WHAT THIS TASK INVOLVES
Would you restate all the data that follows, word for word?

ENTRIES SUPPLIED
□ □ □ □

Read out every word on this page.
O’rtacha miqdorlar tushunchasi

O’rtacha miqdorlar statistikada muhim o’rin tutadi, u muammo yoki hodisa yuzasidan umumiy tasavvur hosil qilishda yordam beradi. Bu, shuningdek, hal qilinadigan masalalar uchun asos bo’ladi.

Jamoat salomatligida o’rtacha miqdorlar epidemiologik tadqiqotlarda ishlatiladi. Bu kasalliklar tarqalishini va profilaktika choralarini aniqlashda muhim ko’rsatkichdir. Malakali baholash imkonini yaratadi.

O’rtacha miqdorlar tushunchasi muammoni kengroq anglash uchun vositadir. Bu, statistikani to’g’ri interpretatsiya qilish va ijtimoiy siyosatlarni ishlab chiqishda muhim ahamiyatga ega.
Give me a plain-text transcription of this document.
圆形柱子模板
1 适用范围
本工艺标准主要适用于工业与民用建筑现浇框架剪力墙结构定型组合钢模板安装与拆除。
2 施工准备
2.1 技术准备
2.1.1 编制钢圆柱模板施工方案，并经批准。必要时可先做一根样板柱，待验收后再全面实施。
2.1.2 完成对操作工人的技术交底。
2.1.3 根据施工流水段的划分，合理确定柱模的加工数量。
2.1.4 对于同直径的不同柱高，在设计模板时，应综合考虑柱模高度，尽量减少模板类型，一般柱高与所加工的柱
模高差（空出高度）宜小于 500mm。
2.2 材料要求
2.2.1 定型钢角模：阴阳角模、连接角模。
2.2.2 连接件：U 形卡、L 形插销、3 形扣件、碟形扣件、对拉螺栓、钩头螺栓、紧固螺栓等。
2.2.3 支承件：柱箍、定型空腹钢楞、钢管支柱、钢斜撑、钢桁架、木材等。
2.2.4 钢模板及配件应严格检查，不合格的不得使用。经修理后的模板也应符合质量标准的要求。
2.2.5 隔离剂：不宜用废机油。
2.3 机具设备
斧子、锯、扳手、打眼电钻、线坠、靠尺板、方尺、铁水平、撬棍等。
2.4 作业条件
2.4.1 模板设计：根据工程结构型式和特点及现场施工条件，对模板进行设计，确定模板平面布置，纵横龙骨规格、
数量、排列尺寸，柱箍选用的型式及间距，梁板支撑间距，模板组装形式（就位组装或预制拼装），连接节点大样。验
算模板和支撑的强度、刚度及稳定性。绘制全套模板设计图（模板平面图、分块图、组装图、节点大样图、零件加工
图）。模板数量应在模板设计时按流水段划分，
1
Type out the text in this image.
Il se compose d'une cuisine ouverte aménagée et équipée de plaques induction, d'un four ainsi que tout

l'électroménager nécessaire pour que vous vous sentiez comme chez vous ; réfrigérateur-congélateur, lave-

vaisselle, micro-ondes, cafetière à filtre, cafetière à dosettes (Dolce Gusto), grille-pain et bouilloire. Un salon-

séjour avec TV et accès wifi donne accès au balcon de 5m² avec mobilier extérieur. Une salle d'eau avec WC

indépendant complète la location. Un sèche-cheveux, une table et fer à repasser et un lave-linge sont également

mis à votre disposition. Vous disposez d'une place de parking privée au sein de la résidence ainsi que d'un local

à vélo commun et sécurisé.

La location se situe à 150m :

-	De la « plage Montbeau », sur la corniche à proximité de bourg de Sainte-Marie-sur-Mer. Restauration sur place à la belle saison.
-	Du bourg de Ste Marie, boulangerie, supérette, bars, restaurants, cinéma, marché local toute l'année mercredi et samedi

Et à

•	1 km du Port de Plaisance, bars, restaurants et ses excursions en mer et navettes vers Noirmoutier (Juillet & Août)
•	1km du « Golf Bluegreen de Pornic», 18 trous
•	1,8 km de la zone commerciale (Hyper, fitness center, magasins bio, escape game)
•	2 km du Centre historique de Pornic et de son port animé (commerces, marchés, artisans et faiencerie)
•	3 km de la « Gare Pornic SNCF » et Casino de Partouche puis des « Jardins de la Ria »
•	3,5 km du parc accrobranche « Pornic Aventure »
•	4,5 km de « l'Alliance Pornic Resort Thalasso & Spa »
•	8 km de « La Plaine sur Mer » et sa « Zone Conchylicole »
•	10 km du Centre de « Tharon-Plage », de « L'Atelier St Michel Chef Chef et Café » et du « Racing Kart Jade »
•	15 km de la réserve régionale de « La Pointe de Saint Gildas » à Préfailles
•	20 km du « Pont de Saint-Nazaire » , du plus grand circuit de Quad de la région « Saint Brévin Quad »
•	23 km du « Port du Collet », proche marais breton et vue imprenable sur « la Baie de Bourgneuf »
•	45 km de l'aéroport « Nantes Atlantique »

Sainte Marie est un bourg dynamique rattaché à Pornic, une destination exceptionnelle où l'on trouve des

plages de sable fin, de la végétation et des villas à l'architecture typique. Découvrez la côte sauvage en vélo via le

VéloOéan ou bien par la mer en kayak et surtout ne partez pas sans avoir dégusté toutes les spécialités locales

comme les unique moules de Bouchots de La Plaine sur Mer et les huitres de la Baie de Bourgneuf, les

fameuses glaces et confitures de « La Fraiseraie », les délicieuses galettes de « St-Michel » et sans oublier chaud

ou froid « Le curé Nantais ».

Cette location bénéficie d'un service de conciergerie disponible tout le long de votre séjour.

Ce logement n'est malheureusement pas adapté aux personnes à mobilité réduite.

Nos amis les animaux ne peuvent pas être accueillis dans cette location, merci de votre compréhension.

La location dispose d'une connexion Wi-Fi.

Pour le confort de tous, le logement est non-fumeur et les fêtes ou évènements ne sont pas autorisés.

□ □ □ □

RESULT OF THIS TASK
Read out every word on this page.
O’rtacha miqdorlar tushunchasi

O’rtacha miqdorlar statistikada muhim o’rin tutadi, u muammo yoki hodisa yuzasidan umumiy tasavvur hosil qilishda yordam beradi. Bu, shuningdek, hal qilinadigan masalalar uchun asos bo’ladi.

Jamoat salomatligida o’rtacha miqdorlar epidemiologik tadqiqotlarda ishlatiladi. Bu kasalliklar tarqalishini va profilaktika choralarini aniqlashda muhim ko’rsatkichdir. Malakali baholash imkonini yaratadi.

O’rtacha miqdorlar tushunchasi muammoni kengroq anglash uchun vositadir. Bu, statistikani to’g’ri interpretatsiya qilish va ijtimoiy siyosatlarni ishlab chiqishda muhim ahamiyatga ega.
Give me a plain-text transcription of this document.
圆形柱子模板
1 适用范围
本工艺标准主要适用于工业与民用建筑现浇框架剪力墙结构定型组合钢模板安装与拆除。
2 施工准备
2.1 技术准备
2.1.1 编制钢圆柱模板施工方案，并经批准。必要时可先做一根样板柱，待验收后再全面实施。
2.1.2 完成对操作工人的技术交底。
2.1.3 根据施工流水段的划分，合理确定柱模的加工数量。
2.1.4 对于同直径的不同柱高，在设计模板时，应综合考虑柱模高度，尽量减少模板类型，一般柱高与所加工的柱
模高差（空出高度）宜小于 500mm。
2.2 材料要求
2.2.1 定型钢角模：阴阳角模、连接角模。
2.2.2 连接件：U 形卡、L 形插销、3 形扣件、碟形扣件、对拉螺栓、钩头螺栓、紧固螺栓等。
2.2.3 支承件：柱箍、定型空腹钢楞、钢管支柱、钢斜撑、钢桁架、木材等。
2.2.4 钢模板及配件应严格检查，不合格的不得使用。经修理后的模板也应符合质量标准的要求。
2.2.5 隔离剂：不宜用废机油。
2.3 机具设备
斧子、锯、扳手、打眼电钻、线坠、靠尺板、方尺、铁水平、撬棍等。
2.4 作业条件
2.4.1 模板设计：根据工程结构型式和特点及现场施工条件，对模板进行设计，确定模板平面布置，纵横龙骨规格、
数量、排列尺寸，柱箍选用的型式及间距，梁板支撑间距，模板组装形式（就位组装或预制拼装），连接节点大样。验
算模板和支撑的强度、刚度及稳定性。绘制全套模板设计图（模板平面图、分块图、组装图、节点大样图、零件加工
图）。模板数量应在模板设计时按流水段划分，
1
Type out the text in this image.
Il se compose d'une cuisine ouverte aménagée et équipée de plaques induction, d'un four ainsi que tout

l'électroménager nécessaire pour que vous vous sentiez comme chez vous ; réfrigérateur-congélateur, lave-

vaisselle, micro-ondes, cafetière à filtre, cafetière à dosettes (Dolce Gusto), grille-pain et bouilloire. Un salon-

séjour avec TV et accès wifi donne accès au balcon de 5m² avec mobilier extérieur. Une salle d'eau avec WC

indépendant complète la location. Un sèche-cheveux, une table et fer à repasser et un lave-linge sont également

mis à votre disposition. Vous disposez d'une place de parking privée au sein de la résidence ainsi que d'un local

à vélo commun et sécurisé.

La location se situe à 150m :

-	De la « plage Montbeau », sur la corniche à proximité de bourg de Sainte-Marie-sur-Mer. Restauration sur place à la belle saison.
-	Du bourg de Ste Marie, boulangerie, supérette, bars, restaurants, cinéma, marché local toute l'année mercredi et samedi

Et à

•	1 km du Port de Plaisance, bars, restaurants et ses excursions en mer et navettes vers Noirmoutier (Juillet & Août)
•	1km du « Golf Bluegreen de Pornic», 18 trous
•	1,8 km de la zone commerciale (Hyper, fitness center, magasins bio, escape game)
•	2 km du Centre historique de Pornic et de son port animé (commerces, marchés, artisans et faiencerie)
•	3 km de la « Gare Pornic SNCF » et Casino de Partouche puis des « Jardins de la Ria »
•	3,5 km du parc accrobranche « Pornic Aventure »
•	4,5 km de « l'Alliance Pornic Resort Thalasso & Spa »
•	8 km de « La Plaine sur Mer » et sa « Zone Conchylicole »
•	10 km du Centre de « Tharon-Plage », de « L'Atelier St Michel Chef Chef et Café » et du « Racing Kart Jade »
•	15 km de la réserve régionale de « La Pointe de Saint Gildas » à Préfailles
•	20 km du « Pont de Saint-Nazaire » , du plus grand circuit de Quad de la région « Saint Brévin Quad »
•	23 km du « Port du Collet », proche marais breton et vue imprenable sur « la Baie de Bourgneuf »
•	45 km de l'aéroport « Nantes Atlantique »

Sainte Marie est un bourg dynamique rattaché à Pornic, une destination exceptionnelle où l'on trouve des

plages de sable fin, de la végétation et des villas à l'architecture typique. Découvrez la côte sauvage en vélo via le

VéloOéan ou bien par la mer en kayak et surtout ne partez pas sans avoir dégusté toutes les spécialités locales

comme les unique moules de Bouchots de La Plaine sur Mer et les huitres de la Baie de Bourgneuf, les

fameuses glaces et confitures de « La Fraiseraie », les délicieuses galettes de « St-Michel » et sans oublier chaud

ou froid « Le curé Nantais ».

Cette location bénéficie d'un service de conciergerie disponible tout le long de votre séjour.

Ce logement n'est malheureusement pas adapté aux personnes à mobilité réduite.

Nos amis les animaux ne peuvent pas être accueillis dans cette location, merci de votre compréhension.

La location dispose d'une connexion Wi-Fi.

Pour le confort de tous, le logement est non-fumeur et les fêtes ou évènements ne sont pas autorisés.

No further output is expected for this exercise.